Figure content listings:
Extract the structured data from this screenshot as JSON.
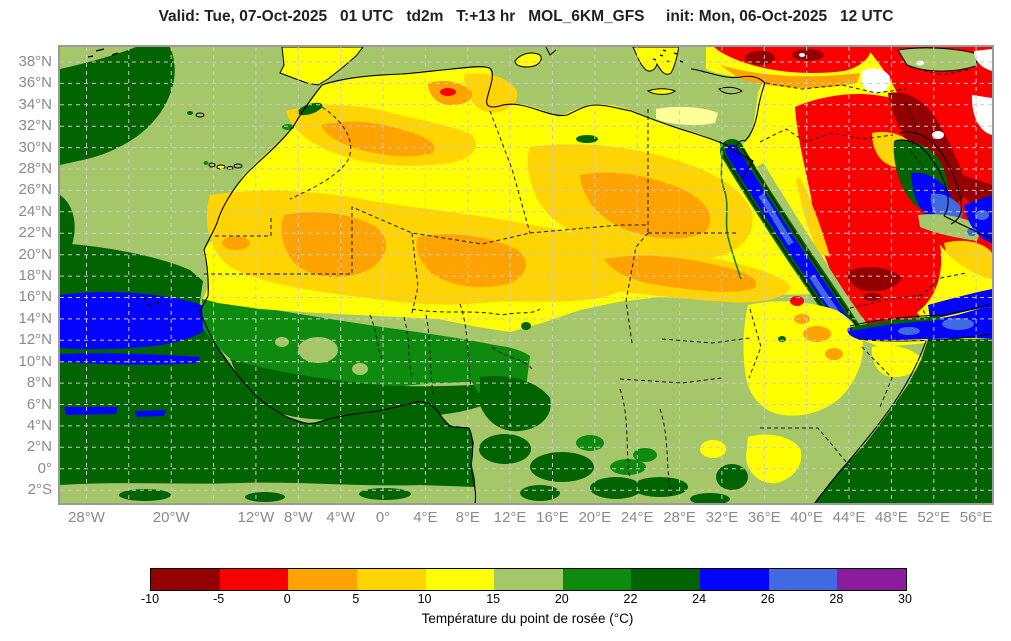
{
  "header": {
    "title": "Valid: Tue, 07-Oct-2025   01 UTC   td2m   T:+13 hr   MOL_6KM_GFS     init: Mon, 06-Oct-2025   12 UTC"
  },
  "map": {
    "variable": "td2m dewpoint temperature",
    "lon_extent": [
      -30.5,
      57.5
    ],
    "lat_extent": [
      -3.2,
      39.4
    ],
    "grid": {
      "lon_step": 4,
      "lat_step": 2
    },
    "lat_ticks": [
      {
        "value": 38,
        "label": "38°N"
      },
      {
        "value": 36,
        "label": "36°N"
      },
      {
        "value": 34,
        "label": "34°N"
      },
      {
        "value": 32,
        "label": "32°N"
      },
      {
        "value": 30,
        "label": "30°N"
      },
      {
        "value": 28,
        "label": "28°N"
      },
      {
        "value": 26,
        "label": "26°N"
      },
      {
        "value": 24,
        "label": "24°N"
      },
      {
        "value": 22,
        "label": "22°N"
      },
      {
        "value": 20,
        "label": "20°N"
      },
      {
        "value": 18,
        "label": "18°N"
      },
      {
        "value": 16,
        "label": "16°N"
      },
      {
        "value": 14,
        "label": "14°N"
      },
      {
        "value": 12,
        "label": "12°N"
      },
      {
        "value": 10,
        "label": "10°N"
      },
      {
        "value": 8,
        "label": "8°N"
      },
      {
        "value": 6,
        "label": "6°N"
      },
      {
        "value": 4,
        "label": "4°N"
      },
      {
        "value": 2,
        "label": "2°N"
      },
      {
        "value": 0,
        "label": "0°"
      },
      {
        "value": -2,
        "label": "2°S"
      }
    ],
    "lon_ticks": [
      {
        "value": -28,
        "label": "28°W"
      },
      {
        "value": -20,
        "label": "20°W"
      },
      {
        "value": -12,
        "label": "12°W"
      },
      {
        "value": -8,
        "label": "8°W"
      },
      {
        "value": -4,
        "label": "4°W"
      },
      {
        "value": 0,
        "label": "0°"
      },
      {
        "value": 4,
        "label": "4°E"
      },
      {
        "value": 8,
        "label": "8°E"
      },
      {
        "value": 12,
        "label": "12°E"
      },
      {
        "value": 16,
        "label": "16°E"
      },
      {
        "value": 20,
        "label": "20°E"
      },
      {
        "value": 24,
        "label": "24°E"
      },
      {
        "value": 28,
        "label": "28°E"
      },
      {
        "value": 32,
        "label": "32°E"
      },
      {
        "value": 36,
        "label": "36°E"
      },
      {
        "value": 40,
        "label": "40°E"
      },
      {
        "value": 44,
        "label": "44°E"
      },
      {
        "value": 48,
        "label": "48°E"
      },
      {
        "value": 52,
        "label": "52°E"
      },
      {
        "value": 56,
        "label": "56°E"
      }
    ]
  },
  "legend": {
    "caption": "Température du point de rosée (°C)",
    "levels": [
      -10,
      -5,
      0,
      5,
      10,
      15,
      20,
      22,
      24,
      26,
      28,
      30
    ],
    "tick_labels": [
      "-10",
      "-5",
      "0",
      "5",
      "10",
      "15",
      "20",
      "22",
      "24",
      "26",
      "28",
      "30"
    ],
    "colors": [
      "#940000",
      "#fa0000",
      "#ffa300",
      "#ffd400",
      "#ffff00",
      "#a5c76a",
      "#0e8b0e",
      "#016401",
      "#0404fc",
      "#4169e1",
      "#8b1c9e"
    ]
  }
}
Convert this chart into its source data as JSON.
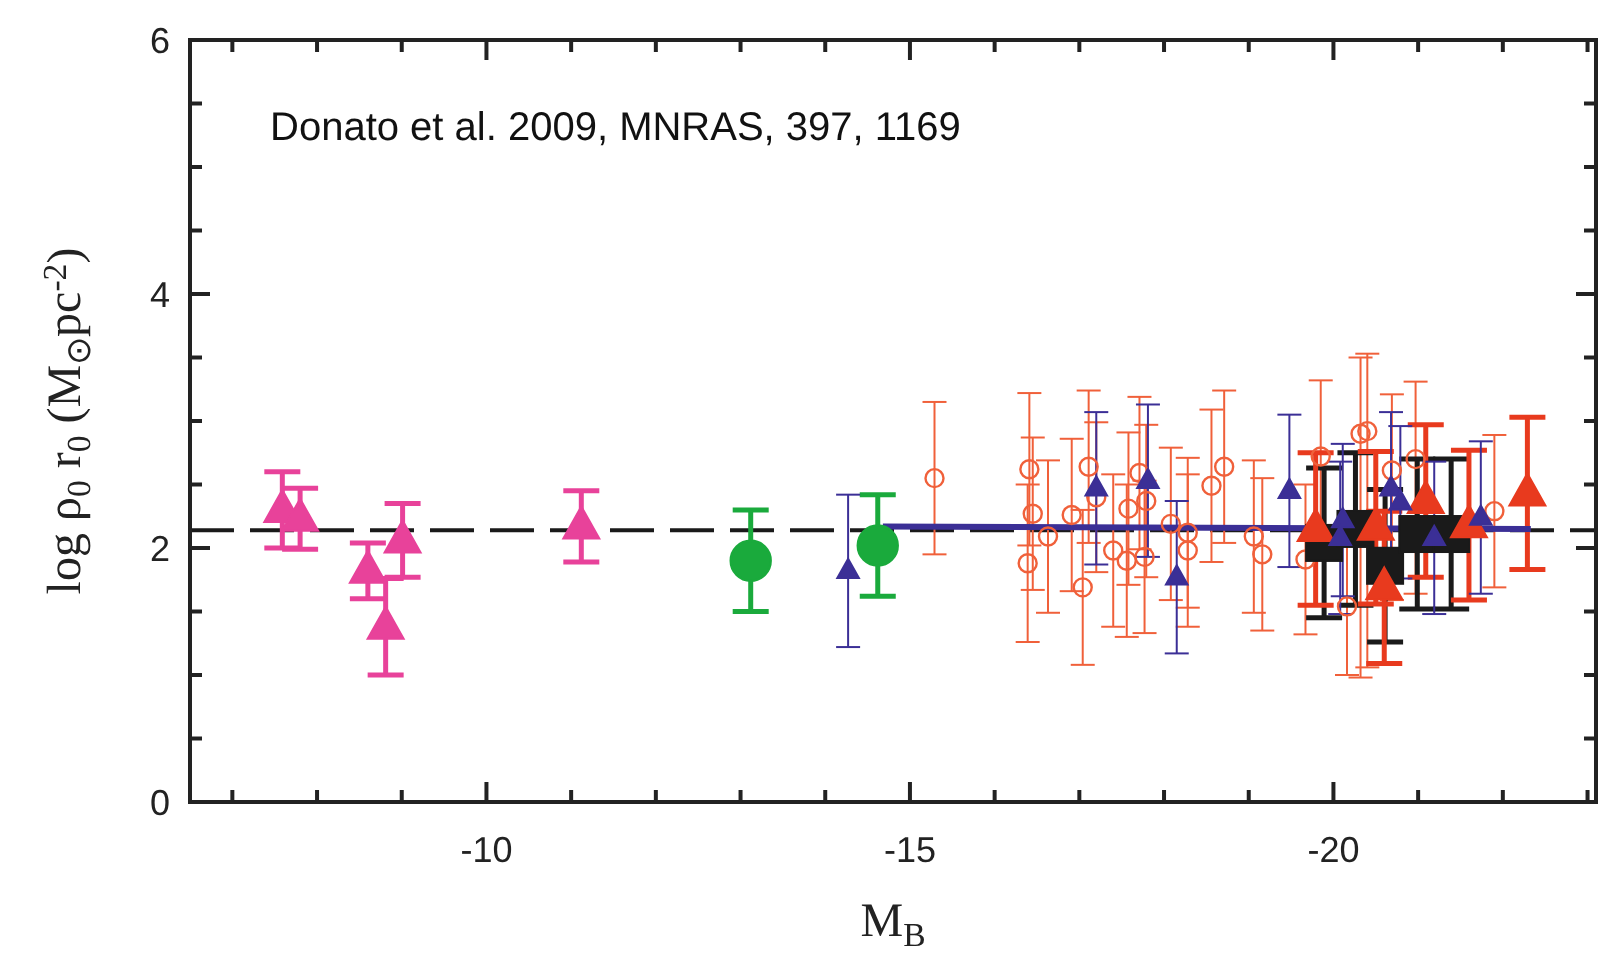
{
  "chart_data": {
    "type": "scatter",
    "xlabel": "M$_{B}$",
    "ylabel": "log ρ$_{0}$ r$_{0}$ (M$_{⊙}$pc$^{-2}$)",
    "annotations": [
      "Donato et al. 2009, MNRAS, 397, 1169"
    ],
    "xlim": [
      -6.5,
      -23.1
    ],
    "xticks": [
      {
        "value": -7,
        "label": null
      },
      {
        "value": -8,
        "label": null
      },
      {
        "value": -9,
        "label": null
      },
      -10,
      {
        "value": -11,
        "label": null
      },
      {
        "value": -12,
        "label": null
      },
      {
        "value": -13,
        "label": null
      },
      {
        "value": -14,
        "label": null
      },
      -15,
      {
        "value": -16,
        "label": null
      },
      {
        "value": -17,
        "label": null
      },
      {
        "value": -18,
        "label": null
      },
      {
        "value": -19,
        "label": null
      },
      -20,
      {
        "value": -21,
        "label": null
      },
      {
        "value": -22,
        "label": null
      },
      {
        "value": -23,
        "label": null
      }
    ],
    "ylim": [
      0,
      6
    ],
    "yticks": [
      0,
      {
        "value": 0.5,
        "label": null
      },
      {
        "value": 1,
        "label": null
      },
      {
        "value": 1.5,
        "label": null
      },
      2,
      {
        "value": 2.5,
        "label": null
      },
      {
        "value": 3,
        "label": null
      },
      {
        "value": 3.5,
        "label": null
      },
      4,
      {
        "value": 4.5,
        "label": null
      },
      {
        "value": 5,
        "label": null
      },
      {
        "value": 5.5,
        "label": null
      },
      6
    ],
    "grid": false,
    "legend": false,
    "ref_lines": [
      {
        "axis": "y",
        "value": 2.14,
        "color": "#1a1a1a",
        "line_style": "dashed"
      }
    ],
    "series": [
      {
        "color": "#e8429a",
        "marker": "triangle",
        "x": [
          -7.59,
          -7.8,
          -8.6,
          -9.01,
          -8.81,
          -11.12
        ],
        "values": [
          2.3,
          2.23,
          1.82,
          2.06,
          1.38,
          2.17
        ],
        "errors": [
          0.3,
          0.24,
          0.22,
          0.29,
          0.38,
          0.28
        ]
      },
      {
        "color": "#1aaa3c",
        "marker": "circle",
        "x": [
          -13.12,
          -14.62
        ],
        "values": [
          1.9,
          2.02
        ],
        "errors": [
          0.4,
          0.4
        ]
      },
      {
        "color": "#f0603a",
        "marker": "circle",
        "x": [
          -15.29,
          -16.41,
          -16.45,
          -16.39,
          -16.63,
          -16.91,
          -17.04,
          -17.11,
          -17.2,
          -17.4,
          -17.56,
          -17.58,
          -17.71,
          -17.79,
          -17.77,
          -18.08,
          -18.28,
          -18.28,
          -18.56,
          -18.71,
          -19.06,
          -19.16,
          -19.67,
          -19.85,
          -20.32,
          -20.4,
          -20.16,
          -20.69,
          -20.97,
          -21.9
        ],
        "values": [
          2.55,
          2.62,
          2.27,
          1.88,
          2.09,
          2.26,
          1.69,
          2.64,
          2.4,
          1.98,
          1.9,
          2.31,
          2.59,
          2.37,
          1.93,
          2.19,
          2.12,
          1.98,
          2.49,
          2.64,
          2.09,
          1.95,
          1.91,
          2.72,
          2.9,
          2.92,
          1.54,
          2.61,
          2.7,
          2.29
        ],
        "errors": [
          0.6,
          0.6,
          0.6,
          0.62,
          0.6,
          0.6,
          0.61,
          0.6,
          0.59,
          0.6,
          0.6,
          0.6,
          0.6,
          0.6,
          0.6,
          0.6,
          0.59,
          0.6,
          0.6,
          0.6,
          0.6,
          0.6,
          0.59,
          0.6,
          [
            0.98,
            3.5
          ],
          [
            1.06,
            3.53
          ],
          0.54,
          [
            1.59,
            3.21
          ],
          [
            1.64,
            3.31
          ],
          0.6
        ]
      },
      {
        "color": "#1a1a1a",
        "marker": "square",
        "x": [
          -19.89,
          -20.26,
          -20.61,
          -20.99,
          -21.39
        ],
        "values": [
          2.04,
          2.15,
          1.86,
          2.11,
          2.11
        ],
        "errors": [
          0.59,
          0.6,
          0.6,
          0.59,
          0.59
        ]
      },
      {
        "color": "#e83a1e",
        "marker": "triangle",
        "x": [
          -19.79,
          -20.5,
          -20.6,
          -21.09,
          -21.6,
          -22.29
        ],
        "values": [
          2.15,
          2.16,
          1.69,
          2.37,
          2.18,
          2.43
        ],
        "errors": [
          0.6,
          0.6,
          0.6,
          0.6,
          0.59,
          0.6
        ]
      },
      {
        "color": "#3b2f96",
        "marker": "triangle",
        "x": [
          -14.27,
          -17.2,
          -17.81,
          -18.15,
          -19.48,
          -20.11,
          -20.08,
          -20.68,
          -20.79,
          -21.19,
          -21.74
        ],
        "values": [
          1.82,
          2.47,
          2.53,
          1.77,
          2.45,
          2.22,
          2.08,
          2.47,
          2.36,
          2.08,
          2.24
        ],
        "errors": [
          0.6,
          0.6,
          0.6,
          0.6,
          0.6,
          0.6,
          0.6,
          0.6,
          0.6,
          0.6,
          0.6
        ]
      },
      {
        "type": "line",
        "color": "#3b2f96",
        "x": [
          -14.68,
          -22.33
        ],
        "values": [
          2.17,
          2.15
        ]
      }
    ]
  }
}
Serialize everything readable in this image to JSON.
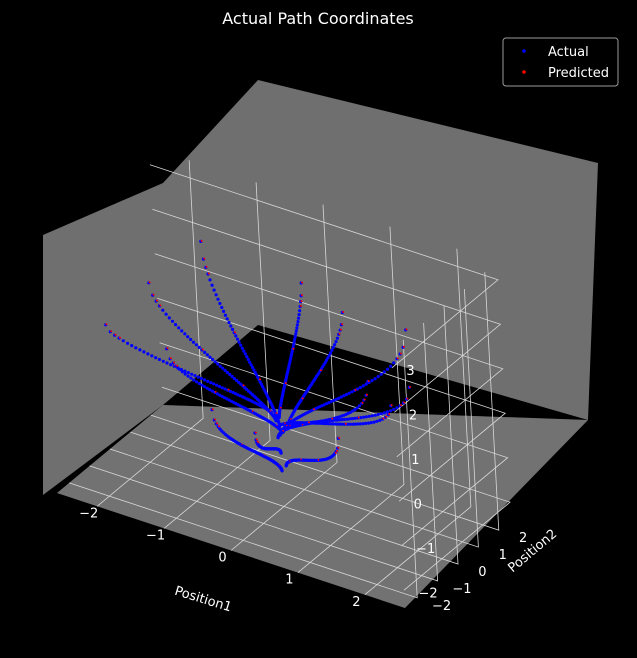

Your task:
Give only the number of lines in the entries above that contain the string "JSON".

Task output:
3